DATASET ROWS>
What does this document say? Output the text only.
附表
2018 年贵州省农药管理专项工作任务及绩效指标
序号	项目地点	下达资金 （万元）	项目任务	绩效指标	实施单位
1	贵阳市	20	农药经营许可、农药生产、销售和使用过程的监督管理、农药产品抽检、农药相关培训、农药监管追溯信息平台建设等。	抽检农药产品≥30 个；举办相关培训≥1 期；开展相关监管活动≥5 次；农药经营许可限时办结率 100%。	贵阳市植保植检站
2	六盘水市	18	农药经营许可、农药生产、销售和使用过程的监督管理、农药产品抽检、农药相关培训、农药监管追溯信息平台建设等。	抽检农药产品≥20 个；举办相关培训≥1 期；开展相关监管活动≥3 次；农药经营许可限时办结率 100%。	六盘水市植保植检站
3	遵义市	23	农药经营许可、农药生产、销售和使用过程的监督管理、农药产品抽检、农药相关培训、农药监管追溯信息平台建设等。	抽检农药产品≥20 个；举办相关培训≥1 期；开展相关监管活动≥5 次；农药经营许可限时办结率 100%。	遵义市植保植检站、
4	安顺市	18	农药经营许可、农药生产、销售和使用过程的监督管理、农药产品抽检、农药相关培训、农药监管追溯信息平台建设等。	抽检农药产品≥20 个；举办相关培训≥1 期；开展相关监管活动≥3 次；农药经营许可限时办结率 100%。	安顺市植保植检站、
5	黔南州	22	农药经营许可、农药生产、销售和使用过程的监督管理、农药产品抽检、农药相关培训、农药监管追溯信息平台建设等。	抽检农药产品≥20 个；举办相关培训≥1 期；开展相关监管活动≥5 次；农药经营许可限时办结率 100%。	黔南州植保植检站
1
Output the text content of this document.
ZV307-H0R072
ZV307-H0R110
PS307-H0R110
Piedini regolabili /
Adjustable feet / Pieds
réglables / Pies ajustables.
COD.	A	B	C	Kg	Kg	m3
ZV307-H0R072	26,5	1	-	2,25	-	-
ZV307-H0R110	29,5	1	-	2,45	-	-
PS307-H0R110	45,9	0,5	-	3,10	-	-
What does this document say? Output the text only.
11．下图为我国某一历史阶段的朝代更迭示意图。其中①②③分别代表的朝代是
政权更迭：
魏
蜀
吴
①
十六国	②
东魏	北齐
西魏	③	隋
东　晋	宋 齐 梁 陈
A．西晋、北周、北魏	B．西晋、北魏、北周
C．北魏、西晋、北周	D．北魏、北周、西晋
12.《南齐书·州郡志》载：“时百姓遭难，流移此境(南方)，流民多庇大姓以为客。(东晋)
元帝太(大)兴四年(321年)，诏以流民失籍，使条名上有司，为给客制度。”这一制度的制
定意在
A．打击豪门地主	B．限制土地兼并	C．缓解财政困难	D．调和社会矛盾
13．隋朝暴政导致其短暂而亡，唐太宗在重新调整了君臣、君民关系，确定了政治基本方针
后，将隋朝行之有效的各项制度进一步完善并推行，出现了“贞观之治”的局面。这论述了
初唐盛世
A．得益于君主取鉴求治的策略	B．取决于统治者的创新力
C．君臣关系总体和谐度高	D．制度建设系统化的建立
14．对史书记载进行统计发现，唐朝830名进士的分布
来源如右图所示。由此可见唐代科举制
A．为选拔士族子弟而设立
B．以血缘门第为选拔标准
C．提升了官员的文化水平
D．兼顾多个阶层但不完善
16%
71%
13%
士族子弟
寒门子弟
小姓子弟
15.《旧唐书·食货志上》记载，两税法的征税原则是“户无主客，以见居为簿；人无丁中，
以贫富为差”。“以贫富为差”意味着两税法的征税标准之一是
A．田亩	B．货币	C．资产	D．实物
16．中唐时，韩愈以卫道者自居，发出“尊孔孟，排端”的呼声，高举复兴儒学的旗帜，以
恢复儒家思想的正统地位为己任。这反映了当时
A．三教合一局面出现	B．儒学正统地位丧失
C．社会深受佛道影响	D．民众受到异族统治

WHAT IS EXPECTED> Transcribe all entries exactly as they are given.

COMPLETED TASK>
What does this document say? Output the text only.
附表
2018 年贵州省农药管理专项工作任务及绩效指标
序号	项目地点	下达资金 （万元）	项目任务	绩效指标	实施单位
1	贵阳市	20	农药经营许可、农药生产、销售和使用过程的监督管理、农药产品抽检、农药相关培训、农药监管追溯信息平台建设等。	抽检农药产品≥30 个；举办相关培训≥1 期；开展相关监管活动≥5 次；农药经营许可限时办结率 100%。	贵阳市植保植检站
2	六盘水市	18	农药经营许可、农药生产、销售和使用过程的监督管理、农药产品抽检、农药相关培训、农药监管追溯信息平台建设等。	抽检农药产品≥20 个；举办相关培训≥1 期；开展相关监管活动≥3 次；农药经营许可限时办结率 100%。	六盘水市植保植检站
3	遵义市	23	农药经营许可、农药生产、销售和使用过程的监督管理、农药产品抽检、农药相关培训、农药监管追溯信息平台建设等。	抽检农药产品≥20 个；举办相关培训≥1 期；开展相关监管活动≥5 次；农药经营许可限时办结率 100%。	遵义市植保植检站、
4	安顺市	18	农药经营许可、农药生产、销售和使用过程的监督管理、农药产品抽检、农药相关培训、农药监管追溯信息平台建设等。	抽检农药产品≥20 个；举办相关培训≥1 期；开展相关监管活动≥3 次；农药经营许可限时办结率 100%。	安顺市植保植检站、
5	黔南州	22	农药经营许可、农药生产、销售和使用过程的监督管理、农药产品抽检、农药相关培训、农药监管追溯信息平台建设等。	抽检农药产品≥20 个；举办相关培训≥1 期；开展相关监管活动≥5 次；农药经营许可限时办结率 100%。	黔南州植保植检站
1
Output the text content of this document.
ZV307-H0R072
ZV307-H0R110
PS307-H0R110
Piedini regolabili /
Adjustable feet / Pieds
réglables / Pies ajustables.
COD.	A	B	C	Kg	Kg	m3
ZV307-H0R072	26,5	1	-	2,25	-	-
ZV307-H0R110	29,5	1	-	2,45	-	-
PS307-H0R110	45,9	0,5	-	3,10	-	-
What does this document say? Output the text only.
11．下图为我国某一历史阶段的朝代更迭示意图。其中①②③分别代表的朝代是
政权更迭：
魏
蜀
吴
①
十六国	②
东魏	北齐
西魏	③	隋
东　晋	宋 齐 梁 陈
A．西晋、北周、北魏	B．西晋、北魏、北周
C．北魏、西晋、北周	D．北魏、北周、西晋
12.《南齐书·州郡志》载：“时百姓遭难，流移此境(南方)，流民多庇大姓以为客。(东晋)
元帝太(大)兴四年(321年)，诏以流民失籍，使条名上有司，为给客制度。”这一制度的制
定意在
A．打击豪门地主	B．限制土地兼并	C．缓解财政困难	D．调和社会矛盾
13．隋朝暴政导致其短暂而亡，唐太宗在重新调整了君臣、君民关系，确定了政治基本方针
后，将隋朝行之有效的各项制度进一步完善并推行，出现了“贞观之治”的局面。这论述了
初唐盛世
A．得益于君主取鉴求治的策略	B．取决于统治者的创新力
C．君臣关系总体和谐度高	D．制度建设系统化的建立
14．对史书记载进行统计发现，唐朝830名进士的分布
来源如右图所示。由此可见唐代科举制
A．为选拔士族子弟而设立
B．以血缘门第为选拔标准
C．提升了官员的文化水平
D．兼顾多个阶层但不完善
16%
71%
13%
士族子弟
寒门子弟
小姓子弟
15.《旧唐书·食货志上》记载，两税法的征税原则是“户无主客，以见居为簿；人无丁中，
以贫富为差”。“以贫富为差”意味着两税法的征税标准之一是
A．田亩	B．货币	C．资产	D．实物
16．中唐时，韩愈以卫道者自居，发出“尊孔孟，排端”的呼声，高举复兴儒学的旗帜，以
恢复儒家思想的正统地位为己任。这反映了当时
A．三教合一局面出现	B．儒学正统地位丧失
C．社会深受佛道影响	D．民众受到异族统治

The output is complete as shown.